(Lines of data)
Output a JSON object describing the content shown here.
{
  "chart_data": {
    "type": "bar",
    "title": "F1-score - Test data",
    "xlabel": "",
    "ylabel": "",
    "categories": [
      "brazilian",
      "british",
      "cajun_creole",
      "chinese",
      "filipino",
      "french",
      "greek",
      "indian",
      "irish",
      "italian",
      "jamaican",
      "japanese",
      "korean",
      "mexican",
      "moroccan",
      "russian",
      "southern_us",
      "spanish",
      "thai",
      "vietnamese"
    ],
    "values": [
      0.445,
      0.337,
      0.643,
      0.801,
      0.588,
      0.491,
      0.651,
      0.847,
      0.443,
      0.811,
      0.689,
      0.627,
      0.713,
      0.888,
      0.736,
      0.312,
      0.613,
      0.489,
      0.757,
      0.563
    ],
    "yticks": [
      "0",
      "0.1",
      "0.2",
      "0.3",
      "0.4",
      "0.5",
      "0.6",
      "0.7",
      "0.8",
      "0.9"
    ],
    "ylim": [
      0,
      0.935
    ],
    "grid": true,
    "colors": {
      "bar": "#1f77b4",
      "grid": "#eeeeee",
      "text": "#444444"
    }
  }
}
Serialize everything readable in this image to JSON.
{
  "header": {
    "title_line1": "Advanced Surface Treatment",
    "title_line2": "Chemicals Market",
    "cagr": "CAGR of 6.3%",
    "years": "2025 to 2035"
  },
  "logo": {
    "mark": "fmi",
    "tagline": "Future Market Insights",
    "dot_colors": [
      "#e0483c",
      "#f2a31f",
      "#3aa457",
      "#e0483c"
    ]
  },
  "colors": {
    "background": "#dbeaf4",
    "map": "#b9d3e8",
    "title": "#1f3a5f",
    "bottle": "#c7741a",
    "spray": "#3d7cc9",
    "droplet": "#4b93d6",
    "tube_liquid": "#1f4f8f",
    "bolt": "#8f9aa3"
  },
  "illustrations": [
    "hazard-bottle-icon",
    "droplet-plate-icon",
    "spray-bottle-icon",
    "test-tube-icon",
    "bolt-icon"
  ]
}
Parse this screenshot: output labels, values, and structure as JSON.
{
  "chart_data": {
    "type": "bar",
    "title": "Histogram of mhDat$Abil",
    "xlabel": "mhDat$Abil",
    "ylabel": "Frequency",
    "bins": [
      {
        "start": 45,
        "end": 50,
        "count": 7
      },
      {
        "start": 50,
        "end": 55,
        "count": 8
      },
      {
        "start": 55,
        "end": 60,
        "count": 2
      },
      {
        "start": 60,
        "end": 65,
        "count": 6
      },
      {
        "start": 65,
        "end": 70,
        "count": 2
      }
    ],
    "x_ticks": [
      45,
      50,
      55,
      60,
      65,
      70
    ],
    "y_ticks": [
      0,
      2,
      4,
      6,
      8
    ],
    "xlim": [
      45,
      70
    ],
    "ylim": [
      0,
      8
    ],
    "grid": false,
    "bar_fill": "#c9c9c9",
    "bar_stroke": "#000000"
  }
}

§ **The exercise**
Reproduce the material verbatim, line by line.

§ **Solution to the exercise**
Output a JSON object describing the content shown here.
{
  "chart_data": {
    "type": "bar",
    "title": "F1-score - Test data",
    "xlabel": "",
    "ylabel": "",
    "categories": [
      "brazilian",
      "british",
      "cajun_creole",
      "chinese",
      "filipino",
      "french",
      "greek",
      "indian",
      "irish",
      "italian",
      "jamaican",
      "japanese",
      "korean",
      "mexican",
      "moroccan",
      "russian",
      "southern_us",
      "spanish",
      "thai",
      "vietnamese"
    ],
    "values": [
      0.445,
      0.337,
      0.643,
      0.801,
      0.588,
      0.491,
      0.651,
      0.847,
      0.443,
      0.811,
      0.689,
      0.627,
      0.713,
      0.888,
      0.736,
      0.312,
      0.613,
      0.489,
      0.757,
      0.563
    ],
    "yticks": [
      "0",
      "0.1",
      "0.2",
      "0.3",
      "0.4",
      "0.5",
      "0.6",
      "0.7",
      "0.8",
      "0.9"
    ],
    "ylim": [
      0,
      0.935
    ],
    "grid": true,
    "colors": {
      "bar": "#1f77b4",
      "grid": "#eeeeee",
      "text": "#444444"
    }
  }
}
Serialize everything readable in this image to JSON.
{
  "header": {
    "title_line1": "Advanced Surface Treatment",
    "title_line2": "Chemicals Market",
    "cagr": "CAGR of 6.3%",
    "years": "2025 to 2035"
  },
  "logo": {
    "mark": "fmi",
    "tagline": "Future Market Insights",
    "dot_colors": [
      "#e0483c",
      "#f2a31f",
      "#3aa457",
      "#e0483c"
    ]
  },
  "colors": {
    "background": "#dbeaf4",
    "map": "#b9d3e8",
    "title": "#1f3a5f",
    "bottle": "#c7741a",
    "spray": "#3d7cc9",
    "droplet": "#4b93d6",
    "tube_liquid": "#1f4f8f",
    "bolt": "#8f9aa3"
  },
  "illustrations": [
    "hazard-bottle-icon",
    "droplet-plate-icon",
    "spray-bottle-icon",
    "test-tube-icon",
    "bolt-icon"
  ]
}
Parse this screenshot: output labels, values, and structure as JSON.
{
  "chart_data": {
    "type": "bar",
    "title": "Histogram of mhDat$Abil",
    "xlabel": "mhDat$Abil",
    "ylabel": "Frequency",
    "bins": [
      {
        "start": 45,
        "end": 50,
        "count": 7
      },
      {
        "start": 50,
        "end": 55,
        "count": 8
      },
      {
        "start": 55,
        "end": 60,
        "count": 2
      },
      {
        "start": 60,
        "end": 65,
        "count": 6
      },
      {
        "start": 65,
        "end": 70,
        "count": 2
      }
    ],
    "x_ticks": [
      45,
      50,
      55,
      60,
      65,
      70
    ],
    "y_ticks": [
      0,
      2,
      4,
      6,
      8
    ],
    "xlim": [
      45,
      70
    ],
    "ylim": [
      0,
      8
    ],
    "grid": false,
    "bar_fill": "#c9c9c9",
    "bar_stroke": "#000000"
  }
}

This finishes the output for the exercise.